■ Directions for this task
Pictures stay out of your copy, but everything else in the records below must be repeated exactly.

(Stored data)
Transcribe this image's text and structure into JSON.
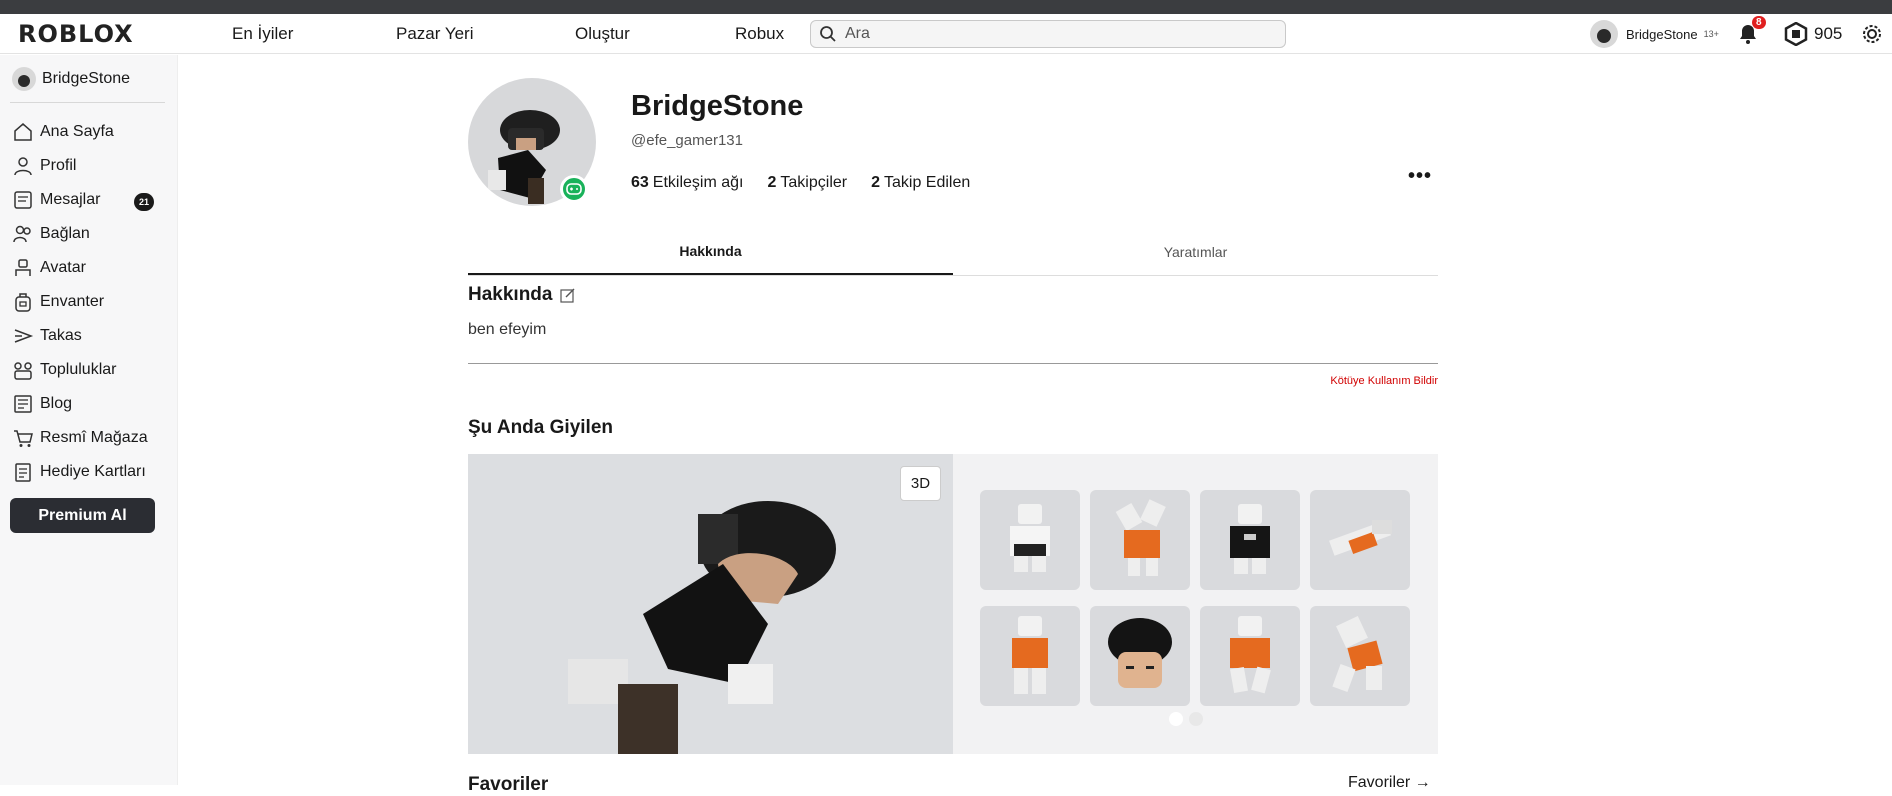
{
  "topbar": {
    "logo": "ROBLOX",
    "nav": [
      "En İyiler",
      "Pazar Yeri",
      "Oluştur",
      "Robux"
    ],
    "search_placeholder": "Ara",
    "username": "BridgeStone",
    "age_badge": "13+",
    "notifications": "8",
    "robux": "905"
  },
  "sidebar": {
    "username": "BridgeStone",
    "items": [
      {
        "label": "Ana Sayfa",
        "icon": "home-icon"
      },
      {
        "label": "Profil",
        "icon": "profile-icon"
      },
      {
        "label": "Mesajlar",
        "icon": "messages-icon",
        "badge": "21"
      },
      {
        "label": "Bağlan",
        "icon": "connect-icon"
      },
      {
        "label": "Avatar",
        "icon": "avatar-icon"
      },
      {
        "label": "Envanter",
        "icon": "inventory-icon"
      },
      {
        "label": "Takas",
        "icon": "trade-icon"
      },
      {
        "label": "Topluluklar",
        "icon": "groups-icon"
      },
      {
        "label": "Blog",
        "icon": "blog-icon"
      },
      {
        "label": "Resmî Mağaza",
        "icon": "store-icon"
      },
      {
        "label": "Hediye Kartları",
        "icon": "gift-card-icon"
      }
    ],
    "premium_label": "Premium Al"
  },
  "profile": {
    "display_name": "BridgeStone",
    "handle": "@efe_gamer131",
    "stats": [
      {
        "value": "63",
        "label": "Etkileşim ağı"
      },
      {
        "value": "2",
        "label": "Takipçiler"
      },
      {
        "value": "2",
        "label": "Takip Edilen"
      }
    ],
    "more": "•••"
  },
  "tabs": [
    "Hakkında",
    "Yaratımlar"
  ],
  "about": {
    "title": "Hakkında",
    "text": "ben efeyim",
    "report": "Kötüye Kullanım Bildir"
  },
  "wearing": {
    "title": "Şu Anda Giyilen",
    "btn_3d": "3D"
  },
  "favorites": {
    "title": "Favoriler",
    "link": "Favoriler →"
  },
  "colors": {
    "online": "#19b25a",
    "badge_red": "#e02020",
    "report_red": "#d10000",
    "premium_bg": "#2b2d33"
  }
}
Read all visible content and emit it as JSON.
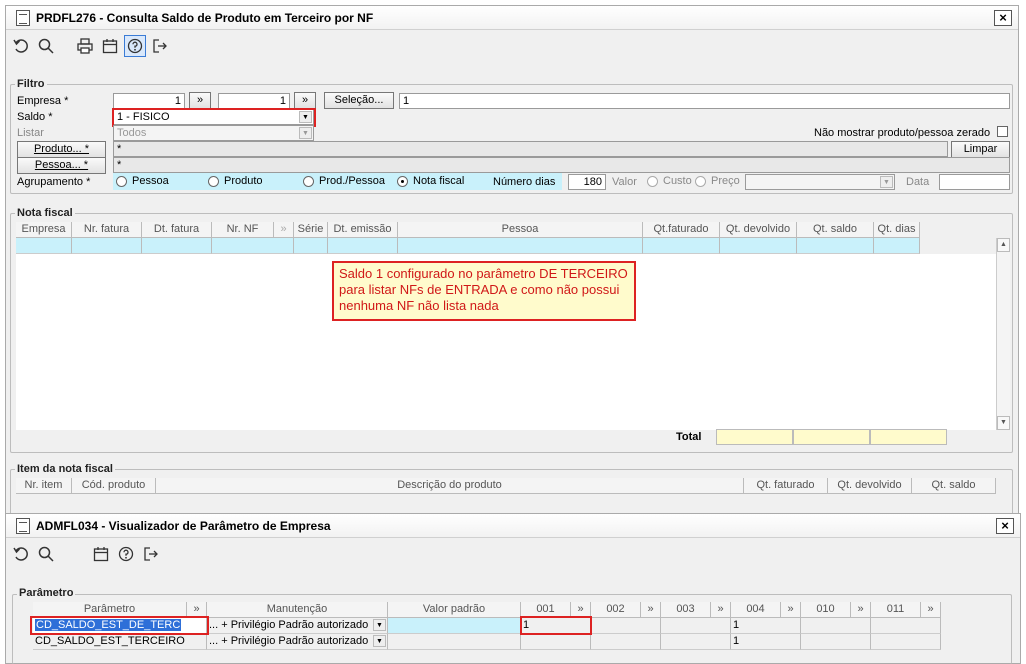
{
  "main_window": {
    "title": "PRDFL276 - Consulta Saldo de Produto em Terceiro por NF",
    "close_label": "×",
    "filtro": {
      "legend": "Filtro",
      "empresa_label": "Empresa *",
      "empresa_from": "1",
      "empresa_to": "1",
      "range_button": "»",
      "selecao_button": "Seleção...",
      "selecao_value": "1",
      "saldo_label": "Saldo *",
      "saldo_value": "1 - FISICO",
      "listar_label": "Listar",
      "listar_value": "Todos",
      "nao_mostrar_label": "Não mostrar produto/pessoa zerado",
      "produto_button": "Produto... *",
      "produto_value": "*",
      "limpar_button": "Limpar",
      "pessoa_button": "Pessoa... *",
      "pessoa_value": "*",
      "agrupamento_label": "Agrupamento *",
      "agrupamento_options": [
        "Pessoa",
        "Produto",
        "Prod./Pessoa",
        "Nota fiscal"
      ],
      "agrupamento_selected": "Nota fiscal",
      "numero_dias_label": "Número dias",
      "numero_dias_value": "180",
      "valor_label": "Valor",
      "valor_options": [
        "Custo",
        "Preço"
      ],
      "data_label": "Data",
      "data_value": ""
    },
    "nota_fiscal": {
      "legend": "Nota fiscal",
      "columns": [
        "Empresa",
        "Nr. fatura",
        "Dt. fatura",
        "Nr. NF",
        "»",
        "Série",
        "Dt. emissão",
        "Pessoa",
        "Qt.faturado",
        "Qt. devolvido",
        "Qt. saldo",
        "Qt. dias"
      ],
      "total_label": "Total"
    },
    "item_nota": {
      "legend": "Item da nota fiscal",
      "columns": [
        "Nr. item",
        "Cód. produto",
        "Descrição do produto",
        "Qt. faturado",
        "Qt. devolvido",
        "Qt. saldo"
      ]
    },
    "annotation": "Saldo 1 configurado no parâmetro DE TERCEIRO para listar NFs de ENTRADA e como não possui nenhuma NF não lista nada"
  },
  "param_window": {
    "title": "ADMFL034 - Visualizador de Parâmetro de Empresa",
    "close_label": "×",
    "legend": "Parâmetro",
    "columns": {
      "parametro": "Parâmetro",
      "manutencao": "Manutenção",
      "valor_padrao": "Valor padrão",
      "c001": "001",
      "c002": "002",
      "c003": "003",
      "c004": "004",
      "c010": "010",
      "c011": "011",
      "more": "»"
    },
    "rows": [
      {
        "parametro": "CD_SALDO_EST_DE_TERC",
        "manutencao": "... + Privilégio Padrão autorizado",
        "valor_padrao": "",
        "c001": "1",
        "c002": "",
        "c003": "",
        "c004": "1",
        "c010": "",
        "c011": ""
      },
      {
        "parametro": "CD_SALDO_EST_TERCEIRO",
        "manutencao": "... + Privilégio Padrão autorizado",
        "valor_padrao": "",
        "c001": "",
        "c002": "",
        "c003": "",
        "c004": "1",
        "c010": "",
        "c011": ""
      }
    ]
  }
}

■ Reply
Transcribe this image's text and structure into JSON.
{
  "topbar": {
    "logo": "ROBLOX",
    "nav": [
      "En İyiler",
      "Pazar Yeri",
      "Oluştur",
      "Robux"
    ],
    "search_placeholder": "Ara",
    "username": "BridgeStone",
    "age_badge": "13+",
    "notifications": "8",
    "robux": "905"
  },
  "sidebar": {
    "username": "BridgeStone",
    "items": [
      {
        "label": "Ana Sayfa",
        "icon": "home-icon"
      },
      {
        "label": "Profil",
        "icon": "profile-icon"
      },
      {
        "label": "Mesajlar",
        "icon": "messages-icon",
        "badge": "21"
      },
      {
        "label": "Bağlan",
        "icon": "connect-icon"
      },
      {
        "label": "Avatar",
        "icon": "avatar-icon"
      },
      {
        "label": "Envanter",
        "icon": "inventory-icon"
      },
      {
        "label": "Takas",
        "icon": "trade-icon"
      },
      {
        "label": "Topluluklar",
        "icon": "groups-icon"
      },
      {
        "label": "Blog",
        "icon": "blog-icon"
      },
      {
        "label": "Resmî Mağaza",
        "icon": "store-icon"
      },
      {
        "label": "Hediye Kartları",
        "icon": "gift-card-icon"
      }
    ],
    "premium_label": "Premium Al"
  },
  "profile": {
    "display_name": "BridgeStone",
    "handle": "@efe_gamer131",
    "stats": [
      {
        "value": "63",
        "label": "Etkileşim ağı"
      },
      {
        "value": "2",
        "label": "Takipçiler"
      },
      {
        "value": "2",
        "label": "Takip Edilen"
      }
    ],
    "more": "•••"
  },
  "tabs": [
    "Hakkında",
    "Yaratımlar"
  ],
  "about": {
    "title": "Hakkında",
    "text": "ben efeyim",
    "report": "Kötüye Kullanım Bildir"
  },
  "wearing": {
    "title": "Şu Anda Giyilen",
    "btn_3d": "3D"
  },
  "favorites": {
    "title": "Favoriler",
    "link": "Favoriler →"
  },
  "colors": {
    "online": "#19b25a",
    "badge_red": "#e02020",
    "report_red": "#d10000",
    "premium_bg": "#2b2d33"
  }
}
Read all visible content and emit it as JSON.
{
  "main_window": {
    "title": "PRDFL276 - Consulta Saldo de Produto em Terceiro por NF",
    "close_label": "×",
    "filtro": {
      "legend": "Filtro",
      "empresa_label": "Empresa *",
      "empresa_from": "1",
      "empresa_to": "1",
      "range_button": "»",
      "selecao_button": "Seleção...",
      "selecao_value": "1",
      "saldo_label": "Saldo *",
      "saldo_value": "1 - FISICO",
      "listar_label": "Listar",
      "listar_value": "Todos",
      "nao_mostrar_label": "Não mostrar produto/pessoa zerado",
      "produto_button": "Produto... *",
      "produto_value": "*",
      "limpar_button": "Limpar",
      "pessoa_button": "Pessoa... *",
      "pessoa_value": "*",
      "agrupamento_label": "Agrupamento *",
      "agrupamento_options": [
        "Pessoa",
        "Produto",
        "Prod./Pessoa",
        "Nota fiscal"
      ],
      "agrupamento_selected": "Nota fiscal",
      "numero_dias_label": "Número dias",
      "numero_dias_value": "180",
      "valor_label": "Valor",
      "valor_options": [
        "Custo",
        "Preço"
      ],
      "data_label": "Data",
      "data_value": ""
    },
    "nota_fiscal": {
      "legend": "Nota fiscal",
      "columns": [
        "Empresa",
        "Nr. fatura",
        "Dt. fatura",
        "Nr. NF",
        "»",
        "Série",
        "Dt. emissão",
        "Pessoa",
        "Qt.faturado",
        "Qt. devolvido",
        "Qt. saldo",
        "Qt. dias"
      ],
      "total_label": "Total"
    },
    "item_nota": {
      "legend": "Item da nota fiscal",
      "columns": [
        "Nr. item",
        "Cód. produto",
        "Descrição do produto",
        "Qt. faturado",
        "Qt. devolvido",
        "Qt. saldo"
      ]
    },
    "annotation": "Saldo 1 configurado no parâmetro DE TERCEIRO para listar NFs de ENTRADA e como não possui nenhuma NF não lista nada"
  },
  "param_window": {
    "title": "ADMFL034 - Visualizador de Parâmetro de Empresa",
    "close_label": "×",
    "legend": "Parâmetro",
    "columns": {
      "parametro": "Parâmetro",
      "manutencao": "Manutenção",
      "valor_padrao": "Valor padrão",
      "c001": "001",
      "c002": "002",
      "c003": "003",
      "c004": "004",
      "c010": "010",
      "c011": "011",
      "more": "»"
    },
    "rows": [
      {
        "parametro": "CD_SALDO_EST_DE_TERC",
        "manutencao": "... + Privilégio Padrão autorizado",
        "valor_padrao": "",
        "c001": "1",
        "c002": "",
        "c003": "",
        "c004": "1",
        "c010": "",
        "c011": ""
      },
      {
        "parametro": "CD_SALDO_EST_TERCEIRO",
        "manutencao": "... + Privilégio Padrão autorizado",
        "valor_padrao": "",
        "c001": "",
        "c002": "",
        "c003": "",
        "c004": "1",
        "c010": "",
        "c011": ""
      }
    ]
  }
}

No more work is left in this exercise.